▶ [PROBLEM TO SOLVE]
Search the entries below. Return every line that has "입혔으니" in it.

-- START OF DATA TO PROCESS --

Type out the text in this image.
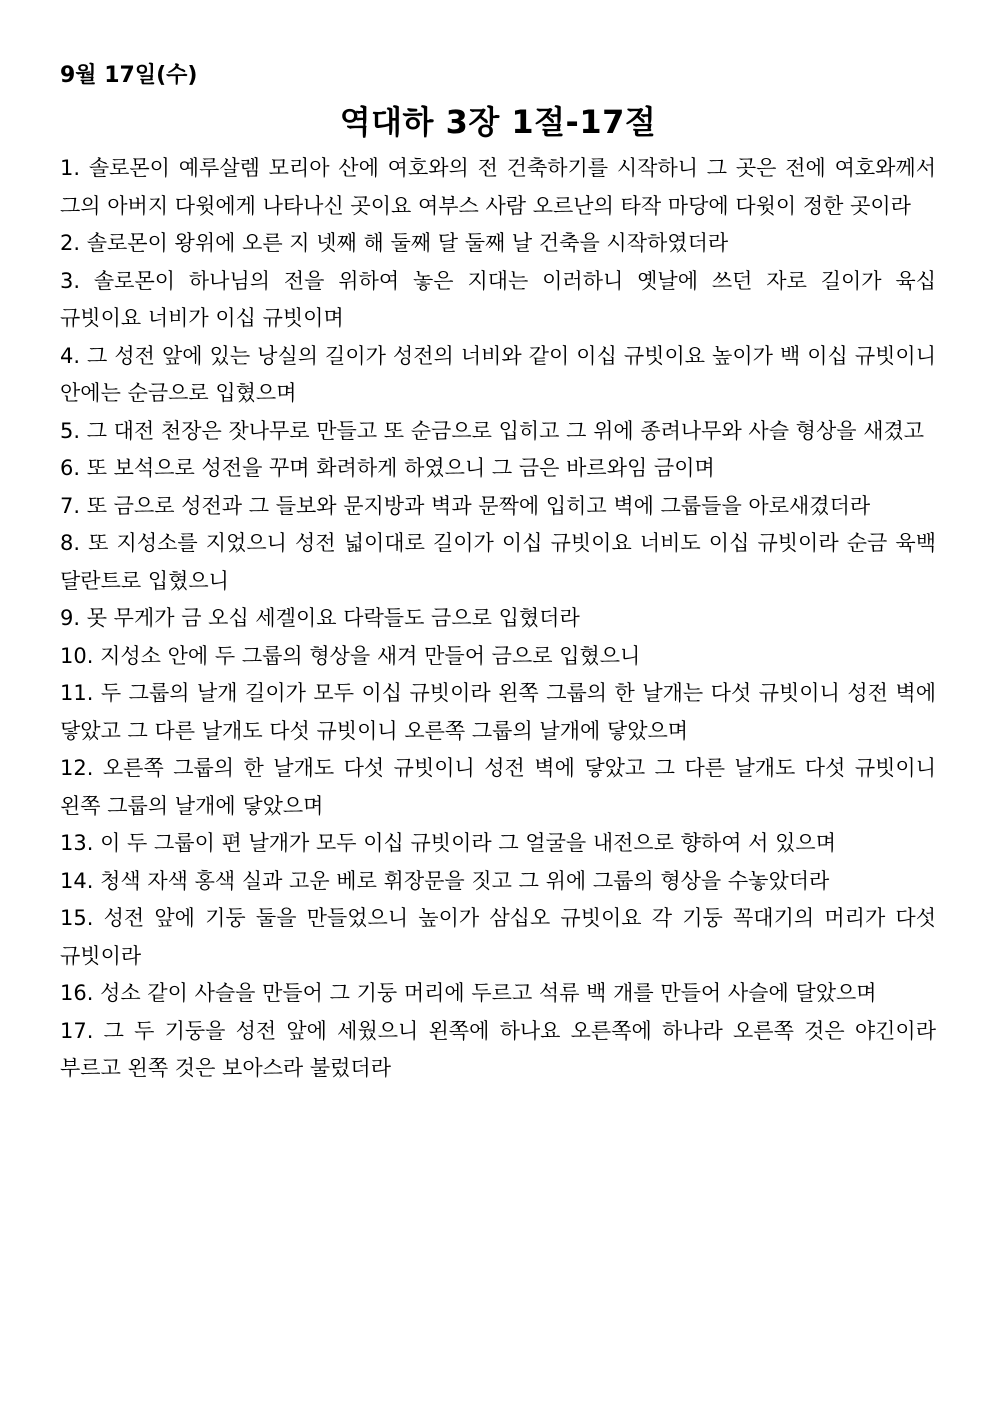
9월 17일(수)
역대하 3장 1절-17절

1. 솔로몬이 예루살렘 모리아 산에 여호와의 전 건축하기를 시작하니 그 곳은 전에 여호와께서 그의 아버지 다윗에게 나타나신 곳이요 여부스 사람 오르난의 타작 마당에 다윗이 정한 곳이라

2. 솔로몬이 왕위에 오른 지 넷째 해 둘째 달 둘째 날 건축을 시작하였더라

3. 솔로몬이 하나님의 전을 위하여 놓은 지대는 이러하니 옛날에 쓰던 자로 길이가 육십 규빗이요 너비가 이십 규빗이며

4. 그 성전 앞에 있는 낭실의 길이가 성전의 너비와 같이 이십 규빗이요 높이가 백 이십 규빗이니 안에는 순금으로 입혔으며

5. 그 대전 천장은 잣나무로 만들고 또 순금으로 입히고 그 위에 종려나무와 사슬 형상을 새겼고

6. 또 보석으로 성전을 꾸며 화려하게 하였으니 그 금은 바르와임 금이며

7. 또 금으로 성전과 그 들보와 문지방과 벽과 문짝에 입히고 벽에 그룹들을 아로새겼더라

8. 또 지성소를 지었으니 성전 넓이대로 길이가 이십 규빗이요 너비도 이십 규빗이라 순금 육백 달란트로 입혔으니

9. 못 무게가 금 오십 세겔이요 다락들도 금으로 입혔더라

10. 지성소 안에 두 그룹의 형상을 새겨 만들어 금으로 입혔으니

11. 두 그룹의 날개 길이가 모두 이십 규빗이라 왼쪽 그룹의 한 날개는 다섯 규빗이니 성전 벽에 닿았고 그 다른 날개도 다섯 규빗이니 오른쪽 그룹의 날개에 닿았으며

12. 오른쪽 그룹의 한 날개도 다섯 규빗이니 성전 벽에 닿았고 그 다른 날개도 다섯 규빗이니 왼쪽 그룹의 날개에 닿았으며

13. 이 두 그룹이 편 날개가 모두 이십 규빗이라 그 얼굴을 내전으로 향하여 서 있으며

14. 청색 자색 홍색 실과 고운 베로 휘장문을 짓고 그 위에 그룹의 형상을 수놓았더라

15. 성전 앞에 기둥 둘을 만들었으니 높이가 삼십오 규빗이요 각 기둥 꼭대기의 머리가 다섯 규빗이라

16. 성소 같이 사슬을 만들어 그 기둥 머리에 두르고 석류 백 개를 만들어 사슬에 달았으며

17. 그 두 기둥을 성전 앞에 세웠으니 왼쪽에 하나요 오른쪽에 하나라 오른쪽 것은 야긴이라 부르고 왼쪽 것은 보아스라 불렀더라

-- END OF DATA TO PROCESS --

▶ [ANSWER TO THIS EXERCISE]
8. 또 지성소를 지었으니 성전 넓이대로 길이가 이십 규빗이요 너비도 이십 규빗이라 순금 육백 달란트로 입혔으니
10. 지성소 안에 두 그룹의 형상을 새겨 만들어 금으로 입혔으니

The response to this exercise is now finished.